▶ **Text block**
Monday, September 24, 2007

The War

Last night I and a World War II Pacific bomber pilot watched the first installment of Ken Burns’ The War.

The War underlines some of the key facts about mobilizing a nation and winning a war. It does this in the engaging, deeply moving way that has become Burns’ hallmark.

President Roosevelt and his advisers realized that mobilizing and maintaining public support was key. Concerns about civil liberties, open government, and free speech and press were secondary.

1. The government didn’t give information on US weaknesses and failures. (Only after the war did the public find out about U.S. military weakness and lack of response to the plight of U.S. servicemen fighting in the Pacific theater.)

2. Reporters had limited access to the war front. (When, after seeing how the Japanese treated American captives, American soldiers killed Japanese prisoners, no one was there to report it--and there is no indication that they would have or could have reported it in any case.)

3. The civilian government ran the war with an eye on political necessity even going against military counsel at times (opening a front in Africa--not Europe).

4. The war effort was 100%

- Tens of thousands of American citizens were deprived of essential civil liberties merely through executive order. Executive Order 9066 forced relocation to camps for Japanese-Americans (and to a much lesser extent German-Americans and Italian-Americans) with the loss of personal and business property that comes with forced removal from one’s home area. And, of course, there was the censoring of every military person’s correspondence home.

- Volunteers poured into the military service.

- Draftees reported without anti-war demonstrations or significant attempts to evade service.

- Citizens invested heavily in war bonds.

[Items from a dataset]
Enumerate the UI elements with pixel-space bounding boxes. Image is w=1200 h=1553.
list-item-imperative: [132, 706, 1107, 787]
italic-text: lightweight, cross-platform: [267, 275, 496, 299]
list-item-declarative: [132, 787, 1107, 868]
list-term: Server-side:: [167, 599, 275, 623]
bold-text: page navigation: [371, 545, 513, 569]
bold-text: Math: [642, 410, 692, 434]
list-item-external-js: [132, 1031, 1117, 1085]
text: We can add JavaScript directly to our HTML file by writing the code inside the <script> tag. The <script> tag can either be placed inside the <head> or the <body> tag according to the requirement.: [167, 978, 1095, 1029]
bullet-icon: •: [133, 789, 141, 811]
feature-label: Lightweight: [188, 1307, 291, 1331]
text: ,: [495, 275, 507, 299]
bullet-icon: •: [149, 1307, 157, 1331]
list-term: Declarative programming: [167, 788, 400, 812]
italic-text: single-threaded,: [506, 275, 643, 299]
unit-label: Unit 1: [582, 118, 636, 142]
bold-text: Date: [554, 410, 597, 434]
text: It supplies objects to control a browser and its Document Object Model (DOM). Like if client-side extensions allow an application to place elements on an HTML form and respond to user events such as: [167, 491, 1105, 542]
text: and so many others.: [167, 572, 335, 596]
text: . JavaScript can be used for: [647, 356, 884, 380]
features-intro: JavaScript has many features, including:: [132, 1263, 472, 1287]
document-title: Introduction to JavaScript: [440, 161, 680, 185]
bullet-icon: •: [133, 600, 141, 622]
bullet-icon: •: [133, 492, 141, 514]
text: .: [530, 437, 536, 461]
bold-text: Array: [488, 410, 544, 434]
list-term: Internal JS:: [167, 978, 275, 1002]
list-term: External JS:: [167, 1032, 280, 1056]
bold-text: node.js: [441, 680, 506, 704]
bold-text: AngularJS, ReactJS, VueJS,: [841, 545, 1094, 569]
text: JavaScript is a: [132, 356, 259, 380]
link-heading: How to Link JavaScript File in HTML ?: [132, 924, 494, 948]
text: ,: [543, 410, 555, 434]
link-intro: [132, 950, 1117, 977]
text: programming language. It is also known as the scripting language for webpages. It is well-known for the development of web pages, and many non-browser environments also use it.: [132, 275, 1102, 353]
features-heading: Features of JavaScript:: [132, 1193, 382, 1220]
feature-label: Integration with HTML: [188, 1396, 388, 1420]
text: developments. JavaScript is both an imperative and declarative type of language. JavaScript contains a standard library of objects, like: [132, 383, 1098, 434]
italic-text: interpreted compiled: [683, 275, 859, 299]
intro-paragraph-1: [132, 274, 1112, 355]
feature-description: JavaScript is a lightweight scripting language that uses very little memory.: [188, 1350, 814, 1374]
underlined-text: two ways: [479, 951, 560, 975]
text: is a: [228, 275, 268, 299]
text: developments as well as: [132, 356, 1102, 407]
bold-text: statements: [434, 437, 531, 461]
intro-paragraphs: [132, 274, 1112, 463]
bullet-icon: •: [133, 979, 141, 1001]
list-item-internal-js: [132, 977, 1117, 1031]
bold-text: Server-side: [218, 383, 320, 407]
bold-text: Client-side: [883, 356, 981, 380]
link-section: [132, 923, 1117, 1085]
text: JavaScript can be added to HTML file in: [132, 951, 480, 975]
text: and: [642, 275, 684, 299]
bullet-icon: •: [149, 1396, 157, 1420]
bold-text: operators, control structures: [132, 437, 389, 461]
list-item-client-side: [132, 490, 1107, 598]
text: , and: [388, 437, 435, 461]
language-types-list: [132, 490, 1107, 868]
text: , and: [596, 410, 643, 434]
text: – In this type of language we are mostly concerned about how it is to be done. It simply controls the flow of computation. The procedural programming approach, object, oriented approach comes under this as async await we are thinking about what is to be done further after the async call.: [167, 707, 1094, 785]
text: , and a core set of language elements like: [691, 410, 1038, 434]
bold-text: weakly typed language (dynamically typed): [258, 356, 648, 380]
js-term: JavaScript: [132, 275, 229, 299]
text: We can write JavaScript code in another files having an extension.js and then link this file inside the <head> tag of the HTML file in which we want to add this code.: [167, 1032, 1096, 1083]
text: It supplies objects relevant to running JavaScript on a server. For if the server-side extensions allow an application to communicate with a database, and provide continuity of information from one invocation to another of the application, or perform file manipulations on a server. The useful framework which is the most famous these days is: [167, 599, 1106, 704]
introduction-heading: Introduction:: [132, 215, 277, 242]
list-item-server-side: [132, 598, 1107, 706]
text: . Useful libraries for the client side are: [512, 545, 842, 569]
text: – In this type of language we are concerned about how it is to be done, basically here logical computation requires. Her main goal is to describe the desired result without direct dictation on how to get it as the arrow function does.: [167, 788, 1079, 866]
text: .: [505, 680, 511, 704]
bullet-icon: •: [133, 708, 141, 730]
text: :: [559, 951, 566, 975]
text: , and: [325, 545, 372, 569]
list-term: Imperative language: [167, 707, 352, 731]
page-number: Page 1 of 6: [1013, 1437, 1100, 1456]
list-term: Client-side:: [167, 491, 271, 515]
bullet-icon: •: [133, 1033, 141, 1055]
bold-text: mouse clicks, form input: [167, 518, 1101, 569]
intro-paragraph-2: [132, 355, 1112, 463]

▶ **Exercise instructions**
1. Find each line in the listing that contains the string "icon", and copy those lines.
2. Carry on the post about Ken Burns' The War, continuing after its last sentence.

▶ **Results of the exercise**
1.
bullet-icon: •: [133, 789, 141, 811]
bullet-icon: •: [149, 1307, 157, 1331]
bullet-icon: •: [133, 600, 141, 622]
bullet-icon: •: [133, 492, 141, 514]
bullet-icon: •: [133, 979, 141, 1001]
bullet-icon: •: [149, 1396, 157, 1420]
bullet-icon: •: [133, 708, 141, 730]
bullet-icon: •: [133, 1033, 141, 1055]

2.
(In upcoming installments one expects to see treatment of the extensive nation-wide rationing program and the dropping of the atomic bomb. Both of which had extensive public support at the time--and still today among most of those who served during the war.)

The World War II vet thought it was a good representation of what really happened based both on his personal experience and extensive reading on World War II.

I thought it said a lot about why the US has had trouble winning even small wars since then.

President Reagan’s military-economic “outspend them” tactic has been the only wildly successful plan. Korea is still a mess. Vietnam was a loss. Iraq 1 didn’t settle much. Bosnia is still a trouble spot. Afghanistan has had success but still has smoldering embers. And Iraq 2 is just starting to see progress.

Military might doesn’t do well in a limited engagement format. Our only rousing military success (besides the Revolutionary War) is World War II. What worked then was a massive response (at home and abroad) and “unconditional surrender” policy. That brought not only military victory, but those we defeated actually became our friends and allies.

The War gives a lot to ponder.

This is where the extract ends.